◆ Task to carry out ◆
Collect all the lines that mention the word "index".

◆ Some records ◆
════════

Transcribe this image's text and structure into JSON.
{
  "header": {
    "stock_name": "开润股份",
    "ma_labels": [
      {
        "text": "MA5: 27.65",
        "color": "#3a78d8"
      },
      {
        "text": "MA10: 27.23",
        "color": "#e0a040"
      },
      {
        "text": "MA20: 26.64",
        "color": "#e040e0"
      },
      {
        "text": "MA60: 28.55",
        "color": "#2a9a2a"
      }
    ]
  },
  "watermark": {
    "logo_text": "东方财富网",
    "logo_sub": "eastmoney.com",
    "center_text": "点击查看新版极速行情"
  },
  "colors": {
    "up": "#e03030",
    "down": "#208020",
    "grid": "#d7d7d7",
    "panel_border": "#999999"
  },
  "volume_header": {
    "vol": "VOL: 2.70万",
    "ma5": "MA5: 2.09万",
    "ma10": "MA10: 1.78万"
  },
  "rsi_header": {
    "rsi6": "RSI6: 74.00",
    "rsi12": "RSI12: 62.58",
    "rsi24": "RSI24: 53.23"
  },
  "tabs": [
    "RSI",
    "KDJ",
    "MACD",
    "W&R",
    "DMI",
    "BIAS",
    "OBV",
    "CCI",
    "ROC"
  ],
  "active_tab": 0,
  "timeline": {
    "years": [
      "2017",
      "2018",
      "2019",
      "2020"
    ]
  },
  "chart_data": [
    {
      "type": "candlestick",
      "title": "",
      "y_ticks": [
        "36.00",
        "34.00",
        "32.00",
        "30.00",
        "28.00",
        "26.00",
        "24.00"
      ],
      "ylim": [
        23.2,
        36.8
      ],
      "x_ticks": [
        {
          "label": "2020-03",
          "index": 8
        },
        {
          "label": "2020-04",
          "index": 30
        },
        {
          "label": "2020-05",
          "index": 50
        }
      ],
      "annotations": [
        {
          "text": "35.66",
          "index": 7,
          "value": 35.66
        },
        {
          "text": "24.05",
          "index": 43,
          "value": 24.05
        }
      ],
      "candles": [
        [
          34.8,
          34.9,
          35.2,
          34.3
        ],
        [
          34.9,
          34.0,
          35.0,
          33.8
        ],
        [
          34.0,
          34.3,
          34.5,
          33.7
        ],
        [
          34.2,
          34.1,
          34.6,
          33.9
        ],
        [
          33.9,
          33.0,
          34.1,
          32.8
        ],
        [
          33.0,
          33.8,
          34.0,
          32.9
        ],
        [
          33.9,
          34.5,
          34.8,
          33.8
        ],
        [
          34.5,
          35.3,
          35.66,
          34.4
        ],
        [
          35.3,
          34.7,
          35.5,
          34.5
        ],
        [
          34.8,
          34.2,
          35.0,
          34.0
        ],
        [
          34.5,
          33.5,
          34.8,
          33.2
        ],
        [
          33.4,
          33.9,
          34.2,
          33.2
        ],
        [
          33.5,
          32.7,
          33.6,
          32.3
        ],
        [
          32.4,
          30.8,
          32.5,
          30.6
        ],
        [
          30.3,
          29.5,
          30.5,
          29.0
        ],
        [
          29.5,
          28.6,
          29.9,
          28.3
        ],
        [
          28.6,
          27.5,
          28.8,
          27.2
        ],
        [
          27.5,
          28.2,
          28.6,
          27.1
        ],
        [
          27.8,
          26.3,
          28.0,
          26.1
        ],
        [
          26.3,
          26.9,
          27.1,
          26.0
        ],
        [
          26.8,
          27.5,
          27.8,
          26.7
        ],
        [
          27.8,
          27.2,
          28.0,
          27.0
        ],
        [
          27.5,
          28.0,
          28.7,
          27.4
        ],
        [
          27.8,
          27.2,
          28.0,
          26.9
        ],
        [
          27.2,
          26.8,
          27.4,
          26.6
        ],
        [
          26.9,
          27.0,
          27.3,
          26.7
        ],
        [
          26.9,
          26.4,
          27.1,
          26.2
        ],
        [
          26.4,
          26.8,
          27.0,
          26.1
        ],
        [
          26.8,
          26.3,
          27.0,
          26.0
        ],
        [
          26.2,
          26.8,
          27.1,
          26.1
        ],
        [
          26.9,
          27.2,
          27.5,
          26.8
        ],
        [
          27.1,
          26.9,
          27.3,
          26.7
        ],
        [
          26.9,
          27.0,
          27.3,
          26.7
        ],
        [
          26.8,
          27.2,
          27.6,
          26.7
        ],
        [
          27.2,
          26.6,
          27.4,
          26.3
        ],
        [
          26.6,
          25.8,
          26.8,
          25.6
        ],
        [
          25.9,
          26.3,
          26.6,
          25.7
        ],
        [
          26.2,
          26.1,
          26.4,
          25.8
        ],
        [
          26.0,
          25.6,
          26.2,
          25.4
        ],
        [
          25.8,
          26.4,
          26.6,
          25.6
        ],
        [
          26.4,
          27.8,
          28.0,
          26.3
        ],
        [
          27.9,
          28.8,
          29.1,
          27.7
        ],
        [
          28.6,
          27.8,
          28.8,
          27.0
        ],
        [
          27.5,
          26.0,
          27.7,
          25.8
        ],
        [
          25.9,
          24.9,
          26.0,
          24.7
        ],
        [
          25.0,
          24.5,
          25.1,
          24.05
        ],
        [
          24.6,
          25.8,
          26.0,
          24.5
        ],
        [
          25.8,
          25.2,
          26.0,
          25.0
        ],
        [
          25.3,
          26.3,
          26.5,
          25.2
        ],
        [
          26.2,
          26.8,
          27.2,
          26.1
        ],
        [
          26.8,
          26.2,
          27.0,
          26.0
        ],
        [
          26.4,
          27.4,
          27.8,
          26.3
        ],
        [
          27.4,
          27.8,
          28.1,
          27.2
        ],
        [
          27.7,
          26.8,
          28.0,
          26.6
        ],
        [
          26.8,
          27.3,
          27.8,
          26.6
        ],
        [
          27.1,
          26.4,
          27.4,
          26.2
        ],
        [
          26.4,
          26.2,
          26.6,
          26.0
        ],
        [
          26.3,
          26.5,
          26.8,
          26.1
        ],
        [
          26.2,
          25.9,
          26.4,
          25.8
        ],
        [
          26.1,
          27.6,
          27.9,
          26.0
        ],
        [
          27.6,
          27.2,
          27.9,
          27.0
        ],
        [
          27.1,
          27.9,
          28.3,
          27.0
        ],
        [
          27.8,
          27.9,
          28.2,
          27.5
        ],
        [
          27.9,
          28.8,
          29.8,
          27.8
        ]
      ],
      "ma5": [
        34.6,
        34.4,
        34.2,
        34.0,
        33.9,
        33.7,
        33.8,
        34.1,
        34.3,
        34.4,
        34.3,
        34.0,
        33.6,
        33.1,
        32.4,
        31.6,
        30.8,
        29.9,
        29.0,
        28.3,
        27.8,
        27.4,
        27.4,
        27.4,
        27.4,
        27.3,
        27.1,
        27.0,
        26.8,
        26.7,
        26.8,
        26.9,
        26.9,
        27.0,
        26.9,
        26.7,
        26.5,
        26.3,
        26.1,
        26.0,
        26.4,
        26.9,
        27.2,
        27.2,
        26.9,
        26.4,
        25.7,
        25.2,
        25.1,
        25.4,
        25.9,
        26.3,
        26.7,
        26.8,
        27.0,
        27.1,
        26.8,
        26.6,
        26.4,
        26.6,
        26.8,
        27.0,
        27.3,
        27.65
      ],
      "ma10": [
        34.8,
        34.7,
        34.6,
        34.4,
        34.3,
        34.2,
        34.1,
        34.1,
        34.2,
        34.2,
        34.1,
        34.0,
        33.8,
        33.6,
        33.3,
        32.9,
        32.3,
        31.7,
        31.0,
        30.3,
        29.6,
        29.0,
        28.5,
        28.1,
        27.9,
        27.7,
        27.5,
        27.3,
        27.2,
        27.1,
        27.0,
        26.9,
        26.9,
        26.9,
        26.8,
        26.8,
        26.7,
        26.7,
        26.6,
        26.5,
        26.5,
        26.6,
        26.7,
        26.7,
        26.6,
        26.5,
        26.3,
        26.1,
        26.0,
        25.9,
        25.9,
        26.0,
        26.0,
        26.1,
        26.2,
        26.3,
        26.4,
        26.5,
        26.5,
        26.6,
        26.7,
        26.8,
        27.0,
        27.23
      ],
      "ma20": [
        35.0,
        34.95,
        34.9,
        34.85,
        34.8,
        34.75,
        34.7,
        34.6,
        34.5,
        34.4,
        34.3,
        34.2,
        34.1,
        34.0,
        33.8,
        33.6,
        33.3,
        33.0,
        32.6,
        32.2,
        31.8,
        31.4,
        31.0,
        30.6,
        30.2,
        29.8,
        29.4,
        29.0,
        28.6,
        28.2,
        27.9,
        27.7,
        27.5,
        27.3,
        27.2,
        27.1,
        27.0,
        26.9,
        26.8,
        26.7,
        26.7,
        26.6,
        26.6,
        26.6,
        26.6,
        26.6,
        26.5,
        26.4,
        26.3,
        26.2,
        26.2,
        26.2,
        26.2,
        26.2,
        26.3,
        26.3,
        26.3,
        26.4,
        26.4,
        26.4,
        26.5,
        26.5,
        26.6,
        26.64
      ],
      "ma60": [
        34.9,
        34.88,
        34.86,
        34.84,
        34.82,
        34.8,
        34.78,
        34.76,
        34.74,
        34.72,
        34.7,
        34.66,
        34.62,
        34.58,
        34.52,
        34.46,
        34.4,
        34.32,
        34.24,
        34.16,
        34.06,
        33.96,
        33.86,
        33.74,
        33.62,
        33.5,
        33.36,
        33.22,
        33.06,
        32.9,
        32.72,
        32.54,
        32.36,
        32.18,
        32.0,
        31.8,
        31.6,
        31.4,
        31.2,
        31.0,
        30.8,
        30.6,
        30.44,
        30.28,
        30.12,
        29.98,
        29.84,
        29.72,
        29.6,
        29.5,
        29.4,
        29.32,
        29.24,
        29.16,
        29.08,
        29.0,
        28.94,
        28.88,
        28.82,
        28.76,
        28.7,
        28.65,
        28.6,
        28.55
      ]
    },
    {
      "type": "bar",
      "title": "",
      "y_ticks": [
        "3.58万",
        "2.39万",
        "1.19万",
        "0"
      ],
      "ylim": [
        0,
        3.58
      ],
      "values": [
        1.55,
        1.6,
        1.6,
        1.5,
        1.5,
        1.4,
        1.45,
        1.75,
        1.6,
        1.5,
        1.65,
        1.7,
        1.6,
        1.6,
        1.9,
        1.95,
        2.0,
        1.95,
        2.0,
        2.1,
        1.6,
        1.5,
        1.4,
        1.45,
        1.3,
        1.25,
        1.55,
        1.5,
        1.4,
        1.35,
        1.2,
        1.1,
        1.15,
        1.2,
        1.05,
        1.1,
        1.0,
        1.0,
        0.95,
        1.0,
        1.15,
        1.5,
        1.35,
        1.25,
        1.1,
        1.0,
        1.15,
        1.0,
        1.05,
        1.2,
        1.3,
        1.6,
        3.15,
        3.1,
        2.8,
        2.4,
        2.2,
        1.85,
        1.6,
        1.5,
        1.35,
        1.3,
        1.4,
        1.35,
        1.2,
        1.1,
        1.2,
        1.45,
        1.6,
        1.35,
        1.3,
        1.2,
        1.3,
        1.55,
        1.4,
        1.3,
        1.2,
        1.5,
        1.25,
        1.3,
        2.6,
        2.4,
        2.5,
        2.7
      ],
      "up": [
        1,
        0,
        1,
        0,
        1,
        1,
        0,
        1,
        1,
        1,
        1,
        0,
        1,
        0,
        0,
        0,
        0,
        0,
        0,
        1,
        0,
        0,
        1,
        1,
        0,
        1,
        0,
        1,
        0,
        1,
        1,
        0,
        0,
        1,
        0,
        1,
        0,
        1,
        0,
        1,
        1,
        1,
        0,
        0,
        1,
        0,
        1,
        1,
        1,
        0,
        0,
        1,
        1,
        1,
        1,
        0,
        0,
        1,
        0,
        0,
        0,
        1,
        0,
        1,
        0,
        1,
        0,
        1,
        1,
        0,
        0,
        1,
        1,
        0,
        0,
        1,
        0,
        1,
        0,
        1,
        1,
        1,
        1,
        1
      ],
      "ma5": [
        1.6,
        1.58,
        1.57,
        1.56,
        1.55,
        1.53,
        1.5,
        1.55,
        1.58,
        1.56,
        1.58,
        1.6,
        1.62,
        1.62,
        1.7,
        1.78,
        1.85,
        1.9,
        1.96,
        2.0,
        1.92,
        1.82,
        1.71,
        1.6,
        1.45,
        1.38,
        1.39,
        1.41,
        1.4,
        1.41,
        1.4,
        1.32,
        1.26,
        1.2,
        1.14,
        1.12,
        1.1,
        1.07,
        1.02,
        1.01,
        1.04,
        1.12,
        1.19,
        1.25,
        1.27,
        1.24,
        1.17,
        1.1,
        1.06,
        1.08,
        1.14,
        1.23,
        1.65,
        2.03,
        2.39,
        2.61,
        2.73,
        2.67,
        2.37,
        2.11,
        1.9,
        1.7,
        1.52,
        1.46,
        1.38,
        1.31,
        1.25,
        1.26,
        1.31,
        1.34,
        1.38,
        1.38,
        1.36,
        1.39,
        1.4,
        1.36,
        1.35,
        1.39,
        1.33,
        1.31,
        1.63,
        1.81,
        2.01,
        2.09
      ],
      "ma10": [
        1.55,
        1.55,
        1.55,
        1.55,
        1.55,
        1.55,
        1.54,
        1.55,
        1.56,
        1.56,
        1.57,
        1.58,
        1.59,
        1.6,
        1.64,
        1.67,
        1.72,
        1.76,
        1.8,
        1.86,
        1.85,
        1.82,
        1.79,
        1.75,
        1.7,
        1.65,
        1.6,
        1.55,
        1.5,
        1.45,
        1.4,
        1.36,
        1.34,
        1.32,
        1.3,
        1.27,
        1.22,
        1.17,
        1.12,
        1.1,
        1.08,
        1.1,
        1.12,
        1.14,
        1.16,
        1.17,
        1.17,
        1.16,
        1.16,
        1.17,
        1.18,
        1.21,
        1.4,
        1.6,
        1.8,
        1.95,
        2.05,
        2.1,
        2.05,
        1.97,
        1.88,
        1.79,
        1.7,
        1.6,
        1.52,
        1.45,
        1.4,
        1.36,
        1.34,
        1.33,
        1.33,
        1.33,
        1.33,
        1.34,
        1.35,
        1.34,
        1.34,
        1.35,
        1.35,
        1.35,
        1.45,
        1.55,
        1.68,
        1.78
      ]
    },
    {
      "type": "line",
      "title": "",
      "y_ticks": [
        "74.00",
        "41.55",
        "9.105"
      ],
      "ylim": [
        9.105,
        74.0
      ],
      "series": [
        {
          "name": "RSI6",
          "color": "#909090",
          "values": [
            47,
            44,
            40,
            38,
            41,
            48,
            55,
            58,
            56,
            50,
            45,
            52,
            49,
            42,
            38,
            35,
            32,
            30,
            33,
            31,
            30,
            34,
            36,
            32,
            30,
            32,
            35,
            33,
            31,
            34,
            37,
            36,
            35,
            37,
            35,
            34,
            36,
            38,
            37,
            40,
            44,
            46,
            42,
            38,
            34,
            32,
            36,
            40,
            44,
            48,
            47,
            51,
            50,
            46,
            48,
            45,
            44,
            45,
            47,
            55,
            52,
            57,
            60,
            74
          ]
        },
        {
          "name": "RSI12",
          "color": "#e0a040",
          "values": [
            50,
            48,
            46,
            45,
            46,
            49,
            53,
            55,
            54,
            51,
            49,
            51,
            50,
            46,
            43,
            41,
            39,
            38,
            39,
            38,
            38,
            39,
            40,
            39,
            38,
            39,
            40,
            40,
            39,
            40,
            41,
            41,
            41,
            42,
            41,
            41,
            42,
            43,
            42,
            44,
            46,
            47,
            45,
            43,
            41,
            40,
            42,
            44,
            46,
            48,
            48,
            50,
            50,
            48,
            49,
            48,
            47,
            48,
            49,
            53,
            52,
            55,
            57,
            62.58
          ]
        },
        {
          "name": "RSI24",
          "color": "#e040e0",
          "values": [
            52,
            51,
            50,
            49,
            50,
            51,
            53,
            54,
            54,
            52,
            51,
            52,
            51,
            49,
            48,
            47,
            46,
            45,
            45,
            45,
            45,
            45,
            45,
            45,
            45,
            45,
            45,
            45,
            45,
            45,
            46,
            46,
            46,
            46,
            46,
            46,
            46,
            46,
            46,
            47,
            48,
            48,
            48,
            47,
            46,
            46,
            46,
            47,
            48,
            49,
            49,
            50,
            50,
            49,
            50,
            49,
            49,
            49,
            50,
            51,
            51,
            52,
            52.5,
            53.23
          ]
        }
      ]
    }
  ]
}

════════

◆ Exercise response ◆
          "index": 8
          "index": 30
          "index": 50
          "index": 7,
          "index": 43,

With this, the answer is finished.